Texto do exercício |

══════════

A Secretaria da Mulher, do Sindicato dos Metalúrgicos do Amazonas integrará a delegação do Amazonas que vai participar da Conferência das Nações Unidas sobre Desenvolvimento Sustentável, a Rio+20, no Rio de Janeiro, nos dias 13 a 22 de junho, levando a tira colo o resultado do Encontro de Proposta, que aconteceu no Hotel Tropical, nos dias 30 de maio a 1º junho.
A contribuição das mulheres sindicais ao documento, entre outras, aborda as propostas de desenvolvimento das sustentabilidades urbanas e a erradicação da pobreza na região. A Secretaria da Mulher do Sindicato dos Metalúrgicos tem uma representante na Rio+20, Marluce Castelo Branco, que junto com as mulheres dos movimentos de mulheres ligados aos povos tradicionais da floresta, dos estados de (RO, RR, AM, PA, AC, AP, TO, MA), contribuíram com a elaboração das propostas, que já estão a caminho da Rio+20.
Nesse encontro estava presente o governador do estado, Omar Aziz, a ministra do Meio Ambiente, Izabella Teixeira e das Relações Institucionais, Ideli Salvatti. Segundo o governador, as propostas da Carta dos Governadores da Amazônia estão alinhadas às propostas da Carta da Amazônia Brasileira, elaborada pelos representantes da sociedade, durante os três dias do Encontro de Desenvolvimento Sustentável da Amazônia Brasileira, no Hotel Tropical Manaus. Esse grupo foi formado por representantes de vários segmentos: ONGs, Agricultores e Produtores Rurais, Comunidades Tradicionais e Grupos Étnicos, Grupo de Mulheres, da Indústria, dos Governos, entre outros.
As propostas foram inscritas em dois documentos (a Carta dos Governadores da Amazônia e a Carta da Amazônia Brasileira para a Rio+20), assinados pelos movimentos sociais durante o encerramento do “Encontro de Desenvolvimento Sustentável da Amazônia Brasileira para a Rio +20”, na tarde da sexta-feira (01), no Tropical Hotel Manaus. Essa carta trás uma série de recomendações, como a criação do Conselho de Desenvolvimento Sustentável para a Amazônia e o PAC Florestal – Programa de Aceleração do Crescimento da Economia da Floresta Amazônica.
Além disso, sugere a garantia de infraestrutura e logística, regularização fundiária e gestão territorial, saúde e educação, incentivos econômicos e fiscais, como a criação do Fundo de Desenvolvimento da Amazônia e Fundo de Desenvolvimento sustentável, além de por em prática a estratégia de pagamento por serviços ambientais.

══════════

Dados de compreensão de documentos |

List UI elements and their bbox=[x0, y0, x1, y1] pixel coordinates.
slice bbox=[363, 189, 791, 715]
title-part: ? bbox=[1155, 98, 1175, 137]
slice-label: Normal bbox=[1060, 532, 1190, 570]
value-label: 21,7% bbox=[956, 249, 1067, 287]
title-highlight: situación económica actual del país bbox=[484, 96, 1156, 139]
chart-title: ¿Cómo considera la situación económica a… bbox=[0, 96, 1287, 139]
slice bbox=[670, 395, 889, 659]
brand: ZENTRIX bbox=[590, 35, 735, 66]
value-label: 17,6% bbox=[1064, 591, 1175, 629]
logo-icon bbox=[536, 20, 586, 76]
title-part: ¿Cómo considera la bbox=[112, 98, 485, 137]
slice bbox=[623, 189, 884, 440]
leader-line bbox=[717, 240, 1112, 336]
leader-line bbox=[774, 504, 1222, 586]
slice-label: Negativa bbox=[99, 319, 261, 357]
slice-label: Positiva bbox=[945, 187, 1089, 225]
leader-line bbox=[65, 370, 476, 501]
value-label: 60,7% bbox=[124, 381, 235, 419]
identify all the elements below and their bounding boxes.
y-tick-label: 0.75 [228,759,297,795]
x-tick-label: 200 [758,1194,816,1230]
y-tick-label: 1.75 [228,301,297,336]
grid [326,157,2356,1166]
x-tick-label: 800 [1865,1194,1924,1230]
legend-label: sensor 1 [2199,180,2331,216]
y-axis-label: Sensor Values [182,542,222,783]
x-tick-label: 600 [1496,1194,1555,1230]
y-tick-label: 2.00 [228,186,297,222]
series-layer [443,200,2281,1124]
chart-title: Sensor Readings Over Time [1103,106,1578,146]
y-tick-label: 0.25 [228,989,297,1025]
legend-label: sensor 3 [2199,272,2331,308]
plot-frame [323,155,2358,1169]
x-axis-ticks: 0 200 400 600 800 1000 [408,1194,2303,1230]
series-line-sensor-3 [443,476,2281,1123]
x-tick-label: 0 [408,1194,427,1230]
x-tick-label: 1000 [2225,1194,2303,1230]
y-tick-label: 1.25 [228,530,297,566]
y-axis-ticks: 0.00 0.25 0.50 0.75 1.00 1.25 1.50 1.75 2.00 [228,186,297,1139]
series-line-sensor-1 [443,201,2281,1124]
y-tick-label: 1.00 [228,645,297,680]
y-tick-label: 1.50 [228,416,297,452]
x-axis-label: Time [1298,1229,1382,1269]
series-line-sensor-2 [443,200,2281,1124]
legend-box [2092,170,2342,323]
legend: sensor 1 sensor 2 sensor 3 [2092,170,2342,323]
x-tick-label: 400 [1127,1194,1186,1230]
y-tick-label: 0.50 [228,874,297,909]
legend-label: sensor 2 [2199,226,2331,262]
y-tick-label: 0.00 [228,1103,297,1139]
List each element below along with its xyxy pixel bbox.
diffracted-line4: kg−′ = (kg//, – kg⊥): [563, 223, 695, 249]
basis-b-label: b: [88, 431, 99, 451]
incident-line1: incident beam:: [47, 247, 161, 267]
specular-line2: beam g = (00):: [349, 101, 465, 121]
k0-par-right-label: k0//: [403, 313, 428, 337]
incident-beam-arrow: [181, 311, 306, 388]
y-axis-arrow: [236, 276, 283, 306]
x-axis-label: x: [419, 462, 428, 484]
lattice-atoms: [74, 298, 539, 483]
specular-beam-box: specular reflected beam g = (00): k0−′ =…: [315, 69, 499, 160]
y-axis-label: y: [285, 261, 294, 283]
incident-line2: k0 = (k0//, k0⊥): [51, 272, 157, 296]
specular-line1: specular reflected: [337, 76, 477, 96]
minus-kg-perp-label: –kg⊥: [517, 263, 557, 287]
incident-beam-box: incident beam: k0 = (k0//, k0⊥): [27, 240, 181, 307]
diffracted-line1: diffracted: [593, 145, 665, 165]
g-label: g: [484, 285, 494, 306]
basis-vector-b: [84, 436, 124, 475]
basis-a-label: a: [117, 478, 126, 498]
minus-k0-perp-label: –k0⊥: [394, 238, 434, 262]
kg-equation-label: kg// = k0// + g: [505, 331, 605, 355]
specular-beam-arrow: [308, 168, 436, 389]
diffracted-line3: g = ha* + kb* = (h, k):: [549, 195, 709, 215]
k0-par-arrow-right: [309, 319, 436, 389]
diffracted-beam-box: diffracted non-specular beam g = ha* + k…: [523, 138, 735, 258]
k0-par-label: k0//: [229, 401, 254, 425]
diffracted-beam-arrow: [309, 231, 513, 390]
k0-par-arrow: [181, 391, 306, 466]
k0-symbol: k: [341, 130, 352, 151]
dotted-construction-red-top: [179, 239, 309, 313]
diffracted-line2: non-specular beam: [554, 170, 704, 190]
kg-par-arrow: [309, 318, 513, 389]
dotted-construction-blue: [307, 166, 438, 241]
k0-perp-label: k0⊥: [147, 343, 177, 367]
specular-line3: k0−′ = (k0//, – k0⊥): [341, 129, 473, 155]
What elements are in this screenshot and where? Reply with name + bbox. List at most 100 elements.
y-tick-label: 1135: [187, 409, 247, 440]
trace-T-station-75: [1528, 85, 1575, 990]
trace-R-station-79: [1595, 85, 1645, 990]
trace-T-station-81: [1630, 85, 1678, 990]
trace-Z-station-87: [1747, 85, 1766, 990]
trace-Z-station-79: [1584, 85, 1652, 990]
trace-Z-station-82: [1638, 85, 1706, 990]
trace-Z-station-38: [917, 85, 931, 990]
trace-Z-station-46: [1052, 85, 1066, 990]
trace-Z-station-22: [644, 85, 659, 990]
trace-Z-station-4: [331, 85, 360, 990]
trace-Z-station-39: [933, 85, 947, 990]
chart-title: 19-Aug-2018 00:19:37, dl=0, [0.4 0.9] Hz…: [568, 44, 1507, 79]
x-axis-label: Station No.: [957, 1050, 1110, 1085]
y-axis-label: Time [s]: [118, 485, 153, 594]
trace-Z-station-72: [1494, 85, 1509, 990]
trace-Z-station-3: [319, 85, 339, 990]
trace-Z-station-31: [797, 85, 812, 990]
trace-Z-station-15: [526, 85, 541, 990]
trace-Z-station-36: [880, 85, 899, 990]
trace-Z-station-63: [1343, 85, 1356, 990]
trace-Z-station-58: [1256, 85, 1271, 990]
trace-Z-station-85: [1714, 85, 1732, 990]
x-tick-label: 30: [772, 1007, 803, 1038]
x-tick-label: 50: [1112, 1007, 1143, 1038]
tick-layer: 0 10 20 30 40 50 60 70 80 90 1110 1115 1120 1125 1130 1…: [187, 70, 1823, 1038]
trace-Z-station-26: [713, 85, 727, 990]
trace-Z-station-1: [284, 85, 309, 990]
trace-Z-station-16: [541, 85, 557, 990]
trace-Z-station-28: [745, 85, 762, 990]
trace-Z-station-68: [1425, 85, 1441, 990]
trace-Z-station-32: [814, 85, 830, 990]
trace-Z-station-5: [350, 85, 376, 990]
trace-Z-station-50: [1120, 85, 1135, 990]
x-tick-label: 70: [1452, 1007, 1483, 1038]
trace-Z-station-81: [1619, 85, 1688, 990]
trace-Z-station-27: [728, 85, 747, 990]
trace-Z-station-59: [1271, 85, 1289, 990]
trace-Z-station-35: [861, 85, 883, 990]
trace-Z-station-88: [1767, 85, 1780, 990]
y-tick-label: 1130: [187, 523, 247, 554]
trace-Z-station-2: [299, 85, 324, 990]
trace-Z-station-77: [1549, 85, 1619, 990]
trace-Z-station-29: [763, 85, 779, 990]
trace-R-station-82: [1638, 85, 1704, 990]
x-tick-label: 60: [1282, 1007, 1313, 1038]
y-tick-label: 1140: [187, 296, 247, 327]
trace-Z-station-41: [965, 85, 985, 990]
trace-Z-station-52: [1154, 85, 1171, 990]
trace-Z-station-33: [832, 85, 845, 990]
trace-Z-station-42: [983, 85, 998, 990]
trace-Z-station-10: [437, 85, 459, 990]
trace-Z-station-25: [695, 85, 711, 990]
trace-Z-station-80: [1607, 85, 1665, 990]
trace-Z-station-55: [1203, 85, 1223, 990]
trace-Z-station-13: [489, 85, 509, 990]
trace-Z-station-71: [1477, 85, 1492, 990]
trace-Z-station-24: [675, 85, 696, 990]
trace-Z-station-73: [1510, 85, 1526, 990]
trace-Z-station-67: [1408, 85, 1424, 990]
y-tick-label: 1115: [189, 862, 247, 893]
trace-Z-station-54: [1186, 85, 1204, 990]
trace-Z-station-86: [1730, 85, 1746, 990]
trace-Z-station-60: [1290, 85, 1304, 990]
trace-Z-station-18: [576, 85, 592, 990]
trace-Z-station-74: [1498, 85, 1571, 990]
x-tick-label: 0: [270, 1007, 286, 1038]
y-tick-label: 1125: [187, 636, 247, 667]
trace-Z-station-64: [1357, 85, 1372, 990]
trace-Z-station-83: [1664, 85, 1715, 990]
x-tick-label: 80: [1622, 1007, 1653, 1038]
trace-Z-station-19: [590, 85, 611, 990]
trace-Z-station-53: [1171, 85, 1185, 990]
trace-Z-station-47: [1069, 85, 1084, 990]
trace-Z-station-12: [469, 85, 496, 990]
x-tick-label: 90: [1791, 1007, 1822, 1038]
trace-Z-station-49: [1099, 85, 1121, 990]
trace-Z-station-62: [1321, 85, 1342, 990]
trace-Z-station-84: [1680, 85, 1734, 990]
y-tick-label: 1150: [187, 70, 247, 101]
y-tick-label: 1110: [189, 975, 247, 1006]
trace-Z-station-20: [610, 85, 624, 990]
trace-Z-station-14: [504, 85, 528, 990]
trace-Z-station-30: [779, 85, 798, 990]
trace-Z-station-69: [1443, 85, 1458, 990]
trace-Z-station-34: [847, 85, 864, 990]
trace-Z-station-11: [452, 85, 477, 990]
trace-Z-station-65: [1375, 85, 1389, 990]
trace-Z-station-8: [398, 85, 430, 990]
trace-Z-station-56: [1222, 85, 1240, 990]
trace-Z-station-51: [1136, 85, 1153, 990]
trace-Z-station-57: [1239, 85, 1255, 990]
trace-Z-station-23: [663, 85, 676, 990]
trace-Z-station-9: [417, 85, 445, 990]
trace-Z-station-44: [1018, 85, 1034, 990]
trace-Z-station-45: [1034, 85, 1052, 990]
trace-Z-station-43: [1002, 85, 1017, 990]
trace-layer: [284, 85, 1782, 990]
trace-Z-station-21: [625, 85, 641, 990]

══════════

Problemas a resolver |
1. Segundo o texto sobre a Rio+20, quem é a representante da Secretaria da Mulher do Sindicato dos Metalúrgicos na conferência?
2. Traduza para o inglês esta frase do texto sobre a Rio+20: "A contribuição das mulheres sindicais ao documento, entre outras, aborda as propostas de desenvolvimento das sustentabilidades urbanas e a erradicação da pobreza na região."

Respostas por tarefa |
1. Marluce Castelo Branco.

2. Among other points, the union women's contribution to the document addresses proposals for the development of urban sustainability and the eradication of poverty in the region.